▶ _WHAT TO DO_:
a - According to the text on Texas exam prep, how many hours of pre-licensing education does Texas require before a candidate can sit for the exam?
b - Return the passage of the text on Texas exam prep that runs from "Start with free" up to and including "formats cost more.", copied word for word.

▶ _TEXT BLOCK_:
Segment Open

Start with free practice questions built from the official Texas Life and Health exam content outline.
Start Free Practice QuestionsPaid Pre-Licensing Courses and Exam Prep
Texas requires 40 hours of pre-licensing education before you can sit for the exam. These providers are TDI-approved and also include exam prep materials beyond the pre-licensing requirement. Prices reflect self-paced online options — live and in-person formats cost more.
ExamFX
One of the most widely used insurance pre-licensing providers in Texas. ExamFX includes a study plan builder, on-demand video lessons, and a readiness exam that predicts how likely you are to pass before you schedule your actual test date. The readiness indicator is genuinely useful — it tells you when you are ready rather than guessing. Access period is 60 days from purchase. Pricing for Texas Life and Health starts around $99 for the pre-licensing course with exam prep included. Widely recommended in insurance forums for its structured approach.
Kaplan Financial Education
Kaplan is the most comprehensive option and the best choice if you prefer instructor-led learning. They offer on-demand self-study, live online classes, and in-person classes in Texas. The in-person Texas Life and Health course runs four full days — the most thorough classroom option available. Kaplan follows a Prepare, Practice, Perform methodology and includes dedicated email support. Pricing for self-paced online starts around $129 for pre-licensing; live online and in-person options run higher. Best for candidates who want structured instruction rather than pure self-study.
A.D. Banker and Company
A.D. Banker is known for its well-written study manuals — each chapter includes retention questions and lightning fact summaries that make reviewing efficient. Live online classes run Mondays and Tuesdays, which limits scheduling flexibility compared to Kaplan and ExamFX. Self-paced access is 60 days. Pricing is competitive with ExamFX. A good choice if you prefer reading-based study over video lectures.

Segment Closed

▶ _DATA TO EXAMINE_:
Segment Open

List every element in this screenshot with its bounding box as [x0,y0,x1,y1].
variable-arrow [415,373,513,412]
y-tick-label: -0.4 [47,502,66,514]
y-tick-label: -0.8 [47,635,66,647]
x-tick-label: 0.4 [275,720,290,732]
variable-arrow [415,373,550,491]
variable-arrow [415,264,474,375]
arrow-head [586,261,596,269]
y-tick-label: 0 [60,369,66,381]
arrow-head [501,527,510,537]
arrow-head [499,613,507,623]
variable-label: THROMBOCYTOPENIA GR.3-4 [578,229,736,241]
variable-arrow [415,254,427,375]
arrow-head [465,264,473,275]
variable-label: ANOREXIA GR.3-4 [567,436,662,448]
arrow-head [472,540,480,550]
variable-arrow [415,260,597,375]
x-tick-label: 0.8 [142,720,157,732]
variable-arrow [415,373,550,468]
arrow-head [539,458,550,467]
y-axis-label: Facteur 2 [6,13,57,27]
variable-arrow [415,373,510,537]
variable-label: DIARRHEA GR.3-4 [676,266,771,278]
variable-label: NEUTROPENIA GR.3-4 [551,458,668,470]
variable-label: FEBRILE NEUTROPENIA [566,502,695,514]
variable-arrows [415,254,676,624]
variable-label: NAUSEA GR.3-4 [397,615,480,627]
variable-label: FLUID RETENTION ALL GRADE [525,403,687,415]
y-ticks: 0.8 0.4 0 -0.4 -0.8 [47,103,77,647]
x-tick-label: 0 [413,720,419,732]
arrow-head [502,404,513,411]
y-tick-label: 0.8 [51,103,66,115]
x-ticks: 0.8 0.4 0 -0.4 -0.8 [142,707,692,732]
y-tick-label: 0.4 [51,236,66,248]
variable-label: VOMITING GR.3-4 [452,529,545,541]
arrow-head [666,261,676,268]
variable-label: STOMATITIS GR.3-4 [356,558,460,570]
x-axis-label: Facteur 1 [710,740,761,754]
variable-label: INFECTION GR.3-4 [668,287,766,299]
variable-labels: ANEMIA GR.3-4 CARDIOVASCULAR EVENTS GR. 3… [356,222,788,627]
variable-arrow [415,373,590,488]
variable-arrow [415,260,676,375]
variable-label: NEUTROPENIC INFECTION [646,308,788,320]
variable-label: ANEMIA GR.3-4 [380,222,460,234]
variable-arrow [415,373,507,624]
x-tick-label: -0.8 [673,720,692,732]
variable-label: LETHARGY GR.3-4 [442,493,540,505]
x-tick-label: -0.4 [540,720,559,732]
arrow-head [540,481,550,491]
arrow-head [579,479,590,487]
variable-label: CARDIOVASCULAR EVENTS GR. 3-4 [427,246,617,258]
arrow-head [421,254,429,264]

Segment Closed

▶ _TASK-BY-TASK OUTPUTS_:
a - 40 hours.

b -
Start with free practice questions built from the official Texas Life and Health exam content outline.
Start Free Practice QuestionsPaid Pre-Licensing Courses and Exam Prep
Texas requires 40 hours of pre-licensing education before you can sit for the exam. These providers are TDI-approved and also include exam prep materials beyond the pre-licensing requirement. Prices reflect self-paced online options — live and in-person formats cost more.